Data excerpts:
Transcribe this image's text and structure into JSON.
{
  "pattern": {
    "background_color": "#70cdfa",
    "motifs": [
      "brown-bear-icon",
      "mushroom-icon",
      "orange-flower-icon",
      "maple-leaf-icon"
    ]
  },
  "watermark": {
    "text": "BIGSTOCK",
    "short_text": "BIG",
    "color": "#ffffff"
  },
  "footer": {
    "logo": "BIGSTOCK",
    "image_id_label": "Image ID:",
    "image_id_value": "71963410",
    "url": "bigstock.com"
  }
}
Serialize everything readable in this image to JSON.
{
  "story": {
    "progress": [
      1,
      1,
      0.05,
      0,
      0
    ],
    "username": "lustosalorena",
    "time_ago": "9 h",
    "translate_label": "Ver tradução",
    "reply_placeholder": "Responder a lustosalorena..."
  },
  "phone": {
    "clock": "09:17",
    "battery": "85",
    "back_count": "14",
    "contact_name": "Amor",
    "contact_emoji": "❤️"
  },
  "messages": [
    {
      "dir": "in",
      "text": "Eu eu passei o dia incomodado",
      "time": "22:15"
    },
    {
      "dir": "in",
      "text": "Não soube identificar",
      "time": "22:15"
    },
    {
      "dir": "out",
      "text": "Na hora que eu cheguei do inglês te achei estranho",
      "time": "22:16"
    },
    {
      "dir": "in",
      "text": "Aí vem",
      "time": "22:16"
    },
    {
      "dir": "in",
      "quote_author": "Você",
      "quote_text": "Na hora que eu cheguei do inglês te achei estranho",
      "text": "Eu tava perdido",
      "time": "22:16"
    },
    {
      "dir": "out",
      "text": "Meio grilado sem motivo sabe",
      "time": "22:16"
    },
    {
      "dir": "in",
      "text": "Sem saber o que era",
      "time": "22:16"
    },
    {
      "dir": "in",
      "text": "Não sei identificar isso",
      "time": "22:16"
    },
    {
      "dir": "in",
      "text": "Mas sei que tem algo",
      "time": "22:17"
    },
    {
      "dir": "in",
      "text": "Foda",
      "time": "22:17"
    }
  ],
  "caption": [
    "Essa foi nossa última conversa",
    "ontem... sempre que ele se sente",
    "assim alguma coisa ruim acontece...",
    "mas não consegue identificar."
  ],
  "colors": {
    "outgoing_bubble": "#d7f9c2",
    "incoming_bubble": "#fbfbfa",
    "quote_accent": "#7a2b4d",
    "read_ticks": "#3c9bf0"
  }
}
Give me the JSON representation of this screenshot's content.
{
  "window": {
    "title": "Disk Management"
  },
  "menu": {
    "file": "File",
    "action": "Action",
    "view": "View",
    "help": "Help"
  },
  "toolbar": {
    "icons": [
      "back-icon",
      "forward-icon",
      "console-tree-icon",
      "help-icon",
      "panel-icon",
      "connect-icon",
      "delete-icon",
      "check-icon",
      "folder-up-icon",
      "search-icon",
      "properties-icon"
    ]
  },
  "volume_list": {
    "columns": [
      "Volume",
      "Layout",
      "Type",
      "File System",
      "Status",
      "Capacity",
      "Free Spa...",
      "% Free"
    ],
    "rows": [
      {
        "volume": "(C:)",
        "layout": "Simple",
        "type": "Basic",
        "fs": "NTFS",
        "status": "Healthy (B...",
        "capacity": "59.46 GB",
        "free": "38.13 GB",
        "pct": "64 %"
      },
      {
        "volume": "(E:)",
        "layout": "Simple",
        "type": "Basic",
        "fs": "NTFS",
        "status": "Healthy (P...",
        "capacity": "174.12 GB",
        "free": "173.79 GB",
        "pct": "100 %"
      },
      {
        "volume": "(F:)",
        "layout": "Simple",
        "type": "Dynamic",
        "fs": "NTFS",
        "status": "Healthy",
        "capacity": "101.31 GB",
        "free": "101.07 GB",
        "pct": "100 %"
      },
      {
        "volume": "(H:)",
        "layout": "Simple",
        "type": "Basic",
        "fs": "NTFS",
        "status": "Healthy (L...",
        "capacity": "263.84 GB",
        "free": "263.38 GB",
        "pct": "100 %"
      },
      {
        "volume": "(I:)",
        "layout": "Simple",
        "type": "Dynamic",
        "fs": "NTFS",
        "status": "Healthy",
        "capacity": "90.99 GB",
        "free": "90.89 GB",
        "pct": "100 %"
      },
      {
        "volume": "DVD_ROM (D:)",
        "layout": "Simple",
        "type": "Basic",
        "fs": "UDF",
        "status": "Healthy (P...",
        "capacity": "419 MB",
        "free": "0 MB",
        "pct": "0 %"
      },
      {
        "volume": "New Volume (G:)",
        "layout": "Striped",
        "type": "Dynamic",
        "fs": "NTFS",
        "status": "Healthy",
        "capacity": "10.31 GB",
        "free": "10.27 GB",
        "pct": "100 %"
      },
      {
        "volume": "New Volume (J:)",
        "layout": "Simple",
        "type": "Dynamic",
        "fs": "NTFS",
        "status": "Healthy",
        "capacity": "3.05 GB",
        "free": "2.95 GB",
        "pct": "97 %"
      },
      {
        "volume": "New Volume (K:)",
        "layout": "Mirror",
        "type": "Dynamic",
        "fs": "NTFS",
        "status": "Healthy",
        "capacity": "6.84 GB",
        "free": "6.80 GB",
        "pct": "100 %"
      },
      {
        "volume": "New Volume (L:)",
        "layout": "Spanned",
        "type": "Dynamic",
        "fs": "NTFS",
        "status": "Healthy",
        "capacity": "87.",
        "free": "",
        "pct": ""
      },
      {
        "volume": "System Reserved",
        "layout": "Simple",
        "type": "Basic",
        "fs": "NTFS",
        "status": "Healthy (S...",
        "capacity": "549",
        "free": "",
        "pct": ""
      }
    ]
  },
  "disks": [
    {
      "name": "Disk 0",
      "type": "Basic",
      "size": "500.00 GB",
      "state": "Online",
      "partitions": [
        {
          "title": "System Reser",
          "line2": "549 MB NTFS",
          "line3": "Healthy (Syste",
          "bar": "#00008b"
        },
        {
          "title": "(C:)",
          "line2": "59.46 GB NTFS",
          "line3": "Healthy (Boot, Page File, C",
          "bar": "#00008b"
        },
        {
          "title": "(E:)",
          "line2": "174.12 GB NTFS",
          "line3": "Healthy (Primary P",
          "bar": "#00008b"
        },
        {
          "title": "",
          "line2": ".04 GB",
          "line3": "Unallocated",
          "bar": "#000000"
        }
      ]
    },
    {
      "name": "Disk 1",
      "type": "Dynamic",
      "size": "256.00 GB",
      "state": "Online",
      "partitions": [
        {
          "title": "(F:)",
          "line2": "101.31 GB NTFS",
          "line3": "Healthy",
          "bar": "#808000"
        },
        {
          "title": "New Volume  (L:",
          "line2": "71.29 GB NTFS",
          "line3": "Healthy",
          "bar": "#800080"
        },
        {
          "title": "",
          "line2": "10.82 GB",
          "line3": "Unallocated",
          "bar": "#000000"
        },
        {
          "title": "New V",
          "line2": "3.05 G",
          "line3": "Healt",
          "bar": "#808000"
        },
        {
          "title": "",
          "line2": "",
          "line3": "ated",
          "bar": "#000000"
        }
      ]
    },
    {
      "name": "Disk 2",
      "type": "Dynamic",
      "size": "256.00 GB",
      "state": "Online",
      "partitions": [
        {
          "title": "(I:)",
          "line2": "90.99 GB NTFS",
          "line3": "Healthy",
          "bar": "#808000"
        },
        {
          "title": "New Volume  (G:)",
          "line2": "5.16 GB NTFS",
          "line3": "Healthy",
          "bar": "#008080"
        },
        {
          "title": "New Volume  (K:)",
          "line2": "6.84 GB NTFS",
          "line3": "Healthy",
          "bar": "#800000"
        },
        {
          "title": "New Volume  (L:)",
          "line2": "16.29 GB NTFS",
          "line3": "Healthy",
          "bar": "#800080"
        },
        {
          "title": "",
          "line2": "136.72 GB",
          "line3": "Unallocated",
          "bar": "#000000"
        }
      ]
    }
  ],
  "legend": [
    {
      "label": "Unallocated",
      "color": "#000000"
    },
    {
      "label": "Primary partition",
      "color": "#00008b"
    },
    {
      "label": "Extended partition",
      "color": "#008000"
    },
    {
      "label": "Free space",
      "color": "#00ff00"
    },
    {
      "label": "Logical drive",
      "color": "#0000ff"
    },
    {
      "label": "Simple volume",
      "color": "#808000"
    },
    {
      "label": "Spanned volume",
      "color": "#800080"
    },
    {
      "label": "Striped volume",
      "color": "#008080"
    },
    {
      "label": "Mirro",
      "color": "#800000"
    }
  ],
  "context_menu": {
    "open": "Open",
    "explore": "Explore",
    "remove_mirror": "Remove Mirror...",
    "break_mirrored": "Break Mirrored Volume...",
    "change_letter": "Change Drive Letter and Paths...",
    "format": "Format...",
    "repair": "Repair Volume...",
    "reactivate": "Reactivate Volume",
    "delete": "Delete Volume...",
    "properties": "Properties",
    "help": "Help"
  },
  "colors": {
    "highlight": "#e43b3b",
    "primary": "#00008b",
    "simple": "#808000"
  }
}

▸ **EXERCISE DESCRIPTION**: Check each line above for the word "Spanned" and give the number of lines that have it, nothing else.

▸ **SOLVED EXERCISE**: 2